> [GIVEN TASK] From the entries that follow, extract each line holding the string "semua".

Stored data entries:
-- START --
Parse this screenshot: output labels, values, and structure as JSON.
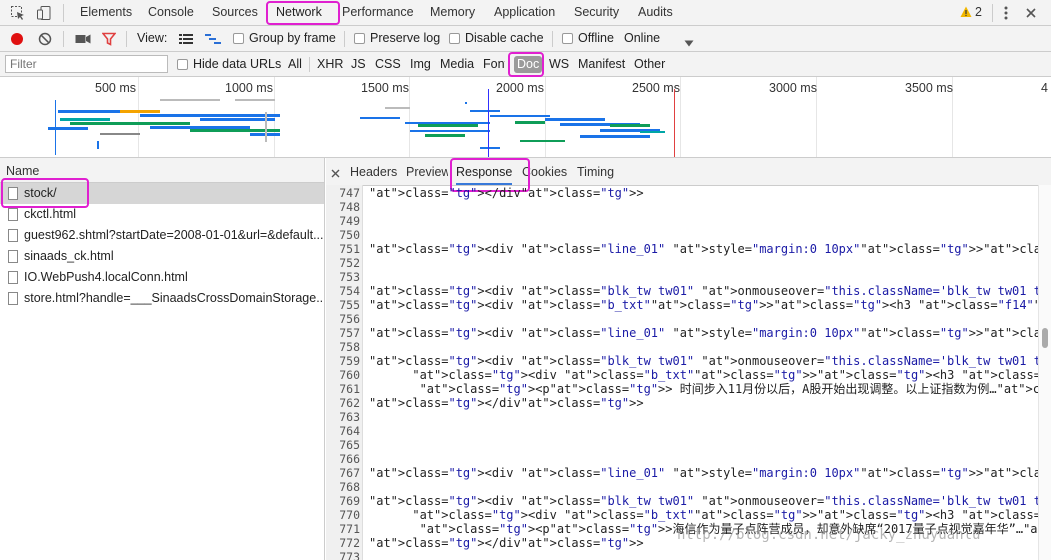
{
  "tabbar": {
    "tabs": [
      "Elements",
      "Console",
      "Sources",
      "Network",
      "Performance",
      "Memory",
      "Application",
      "Security",
      "Audits"
    ],
    "active": "Network",
    "warning_count": "2"
  },
  "toolbar": {
    "view_label": "View:",
    "group_by_frame": "Group by frame",
    "preserve_log": "Preserve log",
    "disable_cache": "Disable cache",
    "offline": "Offline",
    "throttle": "Online"
  },
  "filterbar": {
    "placeholder": "Filter",
    "hide_data_urls": "Hide data URLs",
    "types": [
      "All",
      "XHR",
      "JS",
      "CSS",
      "Img",
      "Media",
      "Font",
      "Doc",
      "WS",
      "Manifest",
      "Other"
    ],
    "active_type": "Doc"
  },
  "overview": {
    "ticks": [
      "500 ms",
      "1000 ms",
      "1500 ms",
      "2000 ms",
      "2500 ms",
      "3000 ms",
      "3500 ms",
      "4"
    ]
  },
  "requests": {
    "header": "Name",
    "items": [
      "stock/",
      "ckctl.html",
      "guest962.shtml?startDate=2008-01-01&url=&default...",
      "sinaads_ck.html",
      "IO.WebPush4.localConn.html",
      "store.html?handle=___SinaadsCrossDomainStorage..."
    ],
    "selected": 0
  },
  "detail": {
    "tabs": [
      "Headers",
      "Preview",
      "Response",
      "Cookies",
      "Timing"
    ],
    "active": "Response",
    "lines": [
      {
        "n": "747",
        "t": "</div>"
      },
      {
        "n": "748",
        "t": ""
      },
      {
        "n": "749",
        "t": ""
      },
      {
        "n": "750",
        "t": ""
      },
      {
        "n": "751",
        "t": "<div class=\"line_01\" style=\"margin:0 10px\"></div>"
      },
      {
        "n": "752",
        "t": ""
      },
      {
        "n": "753",
        "t": ""
      },
      {
        "n": "754",
        "t": "<div class=\"blk_tw tw01\" onmouseover=\"this.className='blk_tw tw01 tw01_hover'\" onmouseout=\"th"
      },
      {
        "n": "755",
        "t": "<div class=\"b_txt\"><h3 class=\"f14\"><a href=\"http://blog.sina.com.cn/s/blog_8db3ce3d0102zbyc.h"
      },
      {
        "n": "756",
        "t": ""
      },
      {
        "n": "757",
        "t": "<div class=\"line_01\" style=\"margin:0 10px\"></div>"
      },
      {
        "n": "758",
        "t": ""
      },
      {
        "n": "759",
        "t": "<div class=\"blk_tw tw01\" onmouseover=\"this.className='blk_tw tw01 tw01_hover'\" onmouseout=\"th"
      },
      {
        "n": "760",
        "t": "      <div class=\"b_txt\"><h3 class=\"f14\"><a href=\"http://blog.sina.com.cn/s/blog_4151be0f010"
      },
      {
        "n": "761",
        "t": "       <p> 时间步入11月份以后，A股开始出现调整。以上证指数为例…<a href=\"http://blog.sina.com.cn/s/b"
      },
      {
        "n": "762",
        "t": "</div>"
      },
      {
        "n": "763",
        "t": ""
      },
      {
        "n": "764",
        "t": ""
      },
      {
        "n": "765",
        "t": ""
      },
      {
        "n": "766",
        "t": ""
      },
      {
        "n": "767",
        "t": "<div class=\"line_01\" style=\"margin:0 10px\"></div>"
      },
      {
        "n": "768",
        "t": ""
      },
      {
        "n": "769",
        "t": "<div class=\"blk_tw tw01\" onmouseover=\"this.className='blk_tw tw01 tw01_hover'\" onmouseout=\"th"
      },
      {
        "n": "770",
        "t": "      <div class=\"b_txt\"><h3 class=\"f14\"><a href=\"http://blog.sina.com.cn/s/blog_4721b169010"
      },
      {
        "n": "771",
        "t": "       <p>海信作为量子点阵营成员，却意外缺席“2017量子点视觉嘉年华”…<a href=\"http://blog.sina.com.cn/"
      },
      {
        "n": "772",
        "t": "</div>"
      },
      {
        "n": "773",
        "t": ""
      }
    ]
  },
  "watermark": "http://blog.csdn.net/jacky_zhuyuanlu",
  "colors": {
    "highlight": "#e020d0",
    "record": "#e01010",
    "filter_icon": "#e04040",
    "active_tab_text": "#333333",
    "doc_badge": "#9a9a9a",
    "waterfall_blue": "#1a73e8",
    "waterfall_green": "#0f9d58",
    "waterfall_orange": "#f4a300",
    "waterfall_teal": "#00a6a6",
    "load_line": "#e04040",
    "domcontent_line": "#3030ff"
  }
}
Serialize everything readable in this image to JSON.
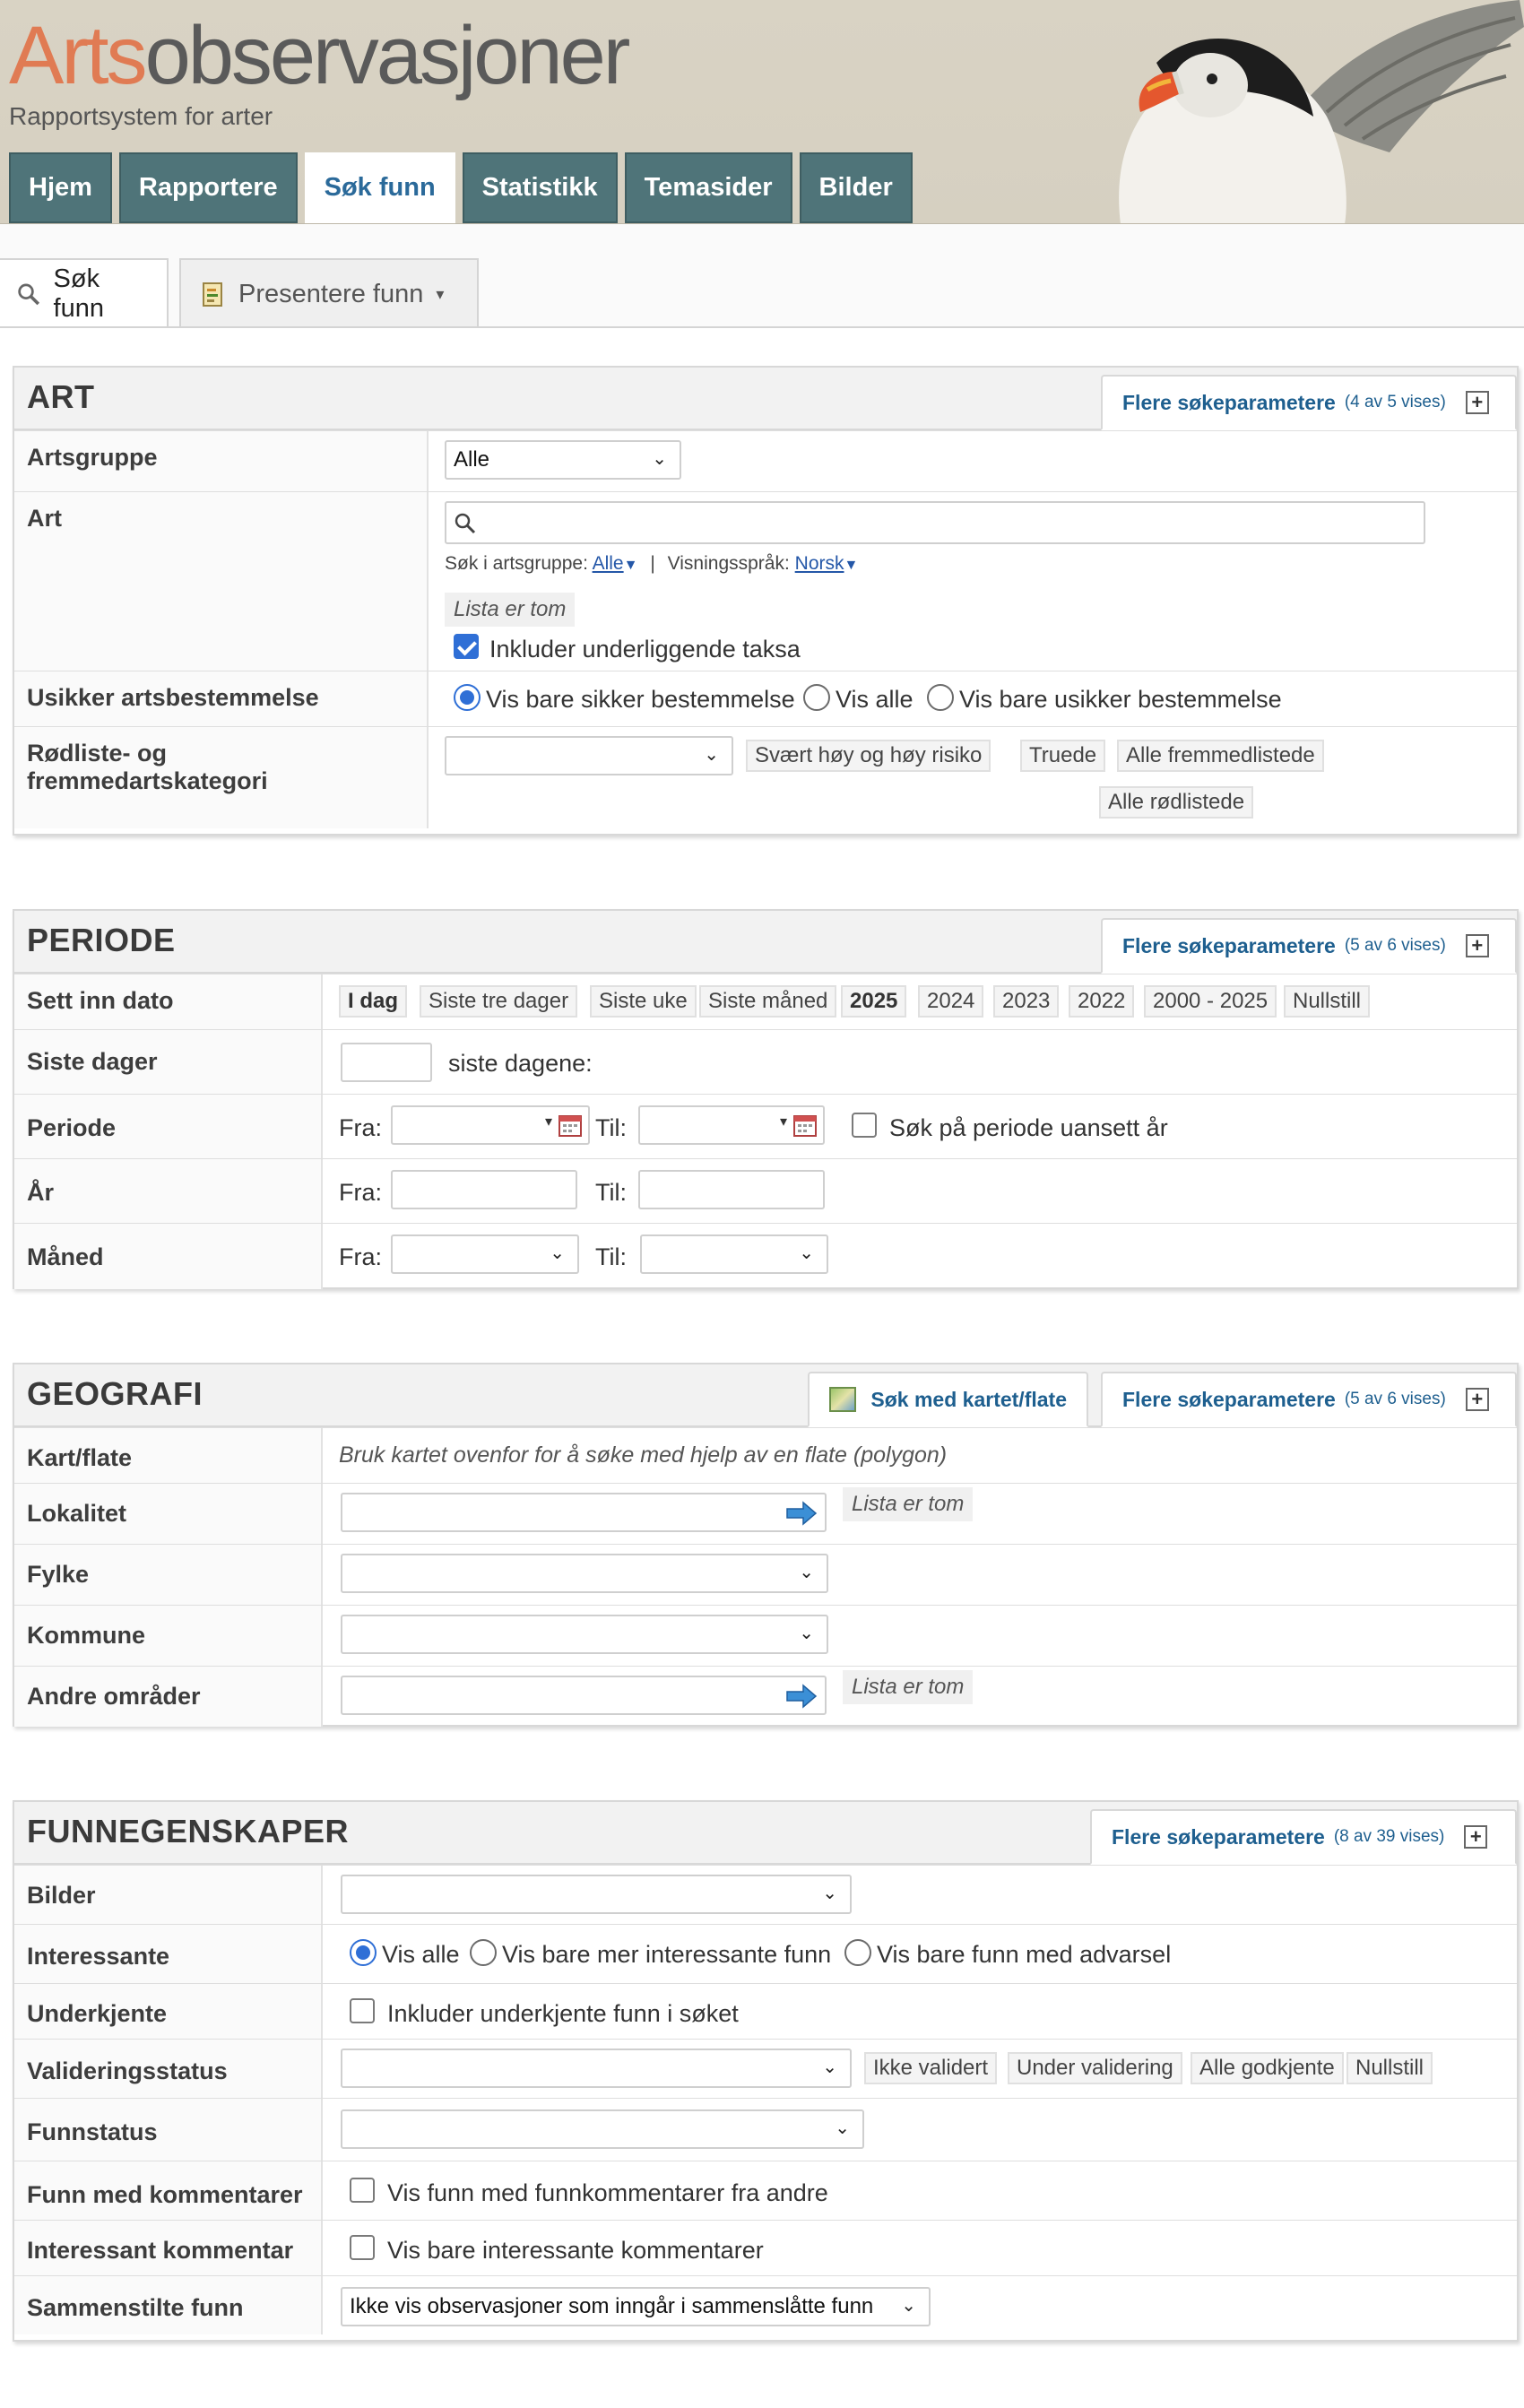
{
  "header": {
    "logo_arts": "Arts",
    "logo_obs": "observasjoner",
    "tagline": "Rapportsystem for arter",
    "nav": [
      "Hjem",
      "Rapportere",
      "Søk funn",
      "Statistikk",
      "Temasider",
      "Bilder"
    ],
    "nav_active": "Søk funn"
  },
  "subtabs": {
    "search": "Søk funn",
    "present": "Presentere funn"
  },
  "more_params_label": "Flere søkeparametere",
  "art": {
    "title": "ART",
    "more_count": "(4 av 5 vises)",
    "artsgruppe_label": "Artsgruppe",
    "artsgruppe_value": "Alle",
    "art_label": "Art",
    "search_in_group": "Søk i artsgruppe:",
    "search_in_group_value": "Alle",
    "display_lang": "Visningsspråk:",
    "display_lang_value": "Norsk",
    "list_empty": "Lista er tom",
    "include_sub_taxa": "Inkluder underliggende taksa",
    "uncertain_label": "Usikker artsbestemmelse",
    "uncertain_options": [
      "Vis bare sikker bestemmelse",
      "Vis alle",
      "Vis bare usikker bestemmelse"
    ],
    "redlist_label": "Rødliste- og fremmedartskategori",
    "redlist_chips": [
      "Svært høy og høy risiko",
      "Truede",
      "Alle fremmedlistede",
      "Alle rødlistede"
    ]
  },
  "periode": {
    "title": "PERIODE",
    "more_count": "(5 av 6 vises)",
    "sett_inn_label": "Sett inn dato",
    "date_chips": [
      "I dag",
      "Siste tre dager",
      "Siste uke",
      "Siste måned",
      "2025",
      "2024",
      "2023",
      "2022",
      "2000 - 2025",
      "Nullstill"
    ],
    "siste_dager_label": "Siste dager",
    "siste_dagene": "siste dagene:",
    "periode_label": "Periode",
    "fra": "Fra:",
    "til": "Til:",
    "any_year": "Søk på periode uansett år",
    "ar_label": "År",
    "maned_label": "Måned"
  },
  "geografi": {
    "title": "GEOGRAFI",
    "map_search": "Søk med kartet/flate",
    "more_count": "(5 av 6 vises)",
    "kart_label": "Kart/flate",
    "kart_hint": "Bruk kartet ovenfor for å søke med hjelp av en flate (polygon)",
    "lokalitet_label": "Lokalitet",
    "list_empty": "Lista er tom",
    "fylke_label": "Fylke",
    "kommune_label": "Kommune",
    "andre_label": "Andre områder"
  },
  "funn": {
    "title": "FUNNEGENSKAPER",
    "more_count": "(8 av 39 vises)",
    "bilder_label": "Bilder",
    "interessante_label": "Interessante",
    "interessante_options": [
      "Vis alle",
      "Vis bare mer interessante funn",
      "Vis bare funn med advarsel"
    ],
    "underkjente_label": "Underkjente",
    "underkjente_text": "Inkluder underkjente funn i søket",
    "validering_label": "Valideringsstatus",
    "validering_chips": [
      "Ikke validert",
      "Under validering",
      "Alle godkjente",
      "Nullstill"
    ],
    "funnstatus_label": "Funnstatus",
    "kommentarer_label": "Funn med kommentarer",
    "kommentarer_text": "Vis funn med funnkommentarer fra andre",
    "interessant_komm_label": "Interessant kommentar",
    "interessant_komm_text": "Vis bare interessante kommentarer",
    "sammenstilte_label": "Sammenstilte funn",
    "sammenstilte_value": "Ikke vis observasjoner som inngår i sammenslåtte funn"
  }
}
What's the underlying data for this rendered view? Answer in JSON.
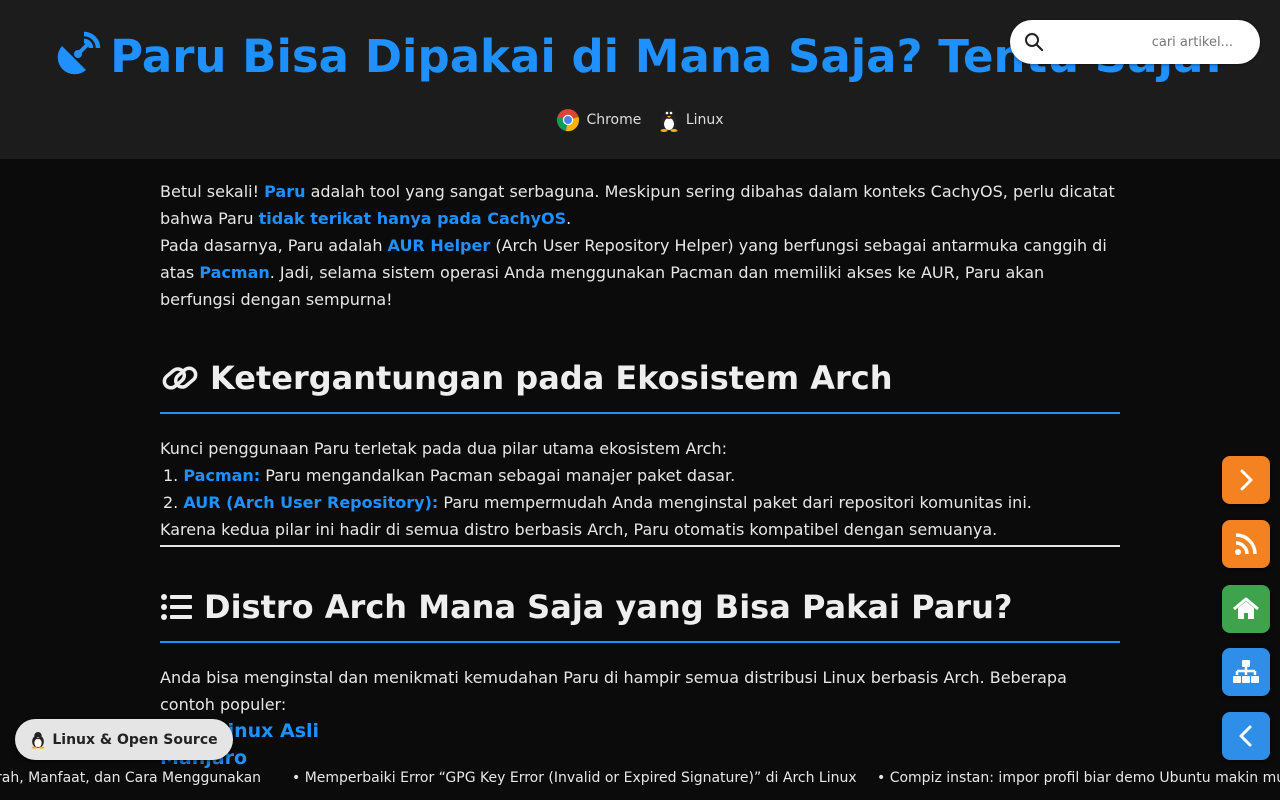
{
  "header": {
    "title": "Paru Bisa Dipakai di Mana Saja? Tentu Saja!",
    "tags": [
      {
        "label": "Chrome",
        "icon": "chrome-icon"
      },
      {
        "label": "Linux",
        "icon": "tux-icon"
      }
    ]
  },
  "search": {
    "placeholder": "cari artikel...",
    "icon": "search-icon"
  },
  "intro": {
    "p1_a": "Betul sekali! ",
    "p1_link1": "Paru",
    "p1_b": " adalah tool yang sangat serbaguna. Meskipun sering dibahas dalam konteks CachyOS, perlu dicatat bahwa Paru ",
    "p1_link2": "tidak terikat hanya pada CachyOS",
    "p1_c": ".",
    "p2_a": "Pada dasarnya, Paru adalah ",
    "p2_link1": "AUR Helper",
    "p2_b": " (Arch User Repository Helper) yang berfungsi sebagai antarmuka canggih di atas ",
    "p2_link2": "Pacman",
    "p2_c": ". Jadi, selama sistem operasi Anda menggunakan Pacman dan memiliki akses ke AUR, Paru akan berfungsi dengan sempurna!"
  },
  "section1": {
    "heading": "Ketergantungan pada Ekosistem Arch",
    "icon": "link-icon",
    "lead": "Kunci penggunaan Paru terletak pada dua pilar utama ekosistem Arch:",
    "items": [
      {
        "num": "1.",
        "term": "Pacman:",
        "text": " Paru mengandalkan Pacman sebagai manajer paket dasar."
      },
      {
        "num": "2.",
        "term": "AUR (Arch User Repository):",
        "text": " Paru mempermudah Anda menginstal paket dari repositori komunitas ini."
      }
    ],
    "closing": "Karena kedua pilar ini hadir di semua distro berbasis Arch, Paru otomatis kompatibel dengan semuanya."
  },
  "section2": {
    "heading": "Distro Arch Mana Saja yang Bisa Pakai Paru?",
    "icon": "list-icon",
    "lead": "Anda bisa menginstal dan menikmati kemudahan Paru di hampir semua distribusi Linux berbasis Arch. Beberapa contoh populer:",
    "distros": [
      "Arch Linux Asli",
      "Manjaro"
    ]
  },
  "side_buttons": [
    {
      "name": "next-button",
      "icon": "chevron-right-icon",
      "color": "#f58220"
    },
    {
      "name": "rss-button",
      "icon": "rss-icon",
      "color": "#f58220"
    },
    {
      "name": "home-button",
      "icon": "home-icon",
      "color": "#3fa34d"
    },
    {
      "name": "sitemap-button",
      "icon": "sitemap-icon",
      "color": "#2f8fe8"
    },
    {
      "name": "prev-button",
      "icon": "chevron-left-icon",
      "color": "#2f8fe8"
    }
  ],
  "category_pill": {
    "label": "Linux & Open Source",
    "icon": "tux-icon"
  },
  "ticker": {
    "items": [
      "rah, Manfaat, dan Cara Menggunakan",
      "• Memperbaiki Error “GPG Key Error (Invalid or Expired Signature)” di Arch Linux",
      "• Compiz instan: impor profil biar demo Ubuntu makin mud"
    ]
  },
  "colors": {
    "accent": "#1e90ff",
    "header_bg": "#1c1c1c",
    "page_bg": "#0b0b0b"
  }
}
-- END --
> [SOLUTION FOR THIS PROBLEM]
    "closing": "Karena kedua pilar ini hadir di semua distro berbasis Arch, Paru otomatis kompatibel dengan semuanya."
    "lead": "Anda bisa menginstal dan menikmati kemudahan Paru di hampir semua distribusi Linux berbasis Arch. Beberapa contoh populer:",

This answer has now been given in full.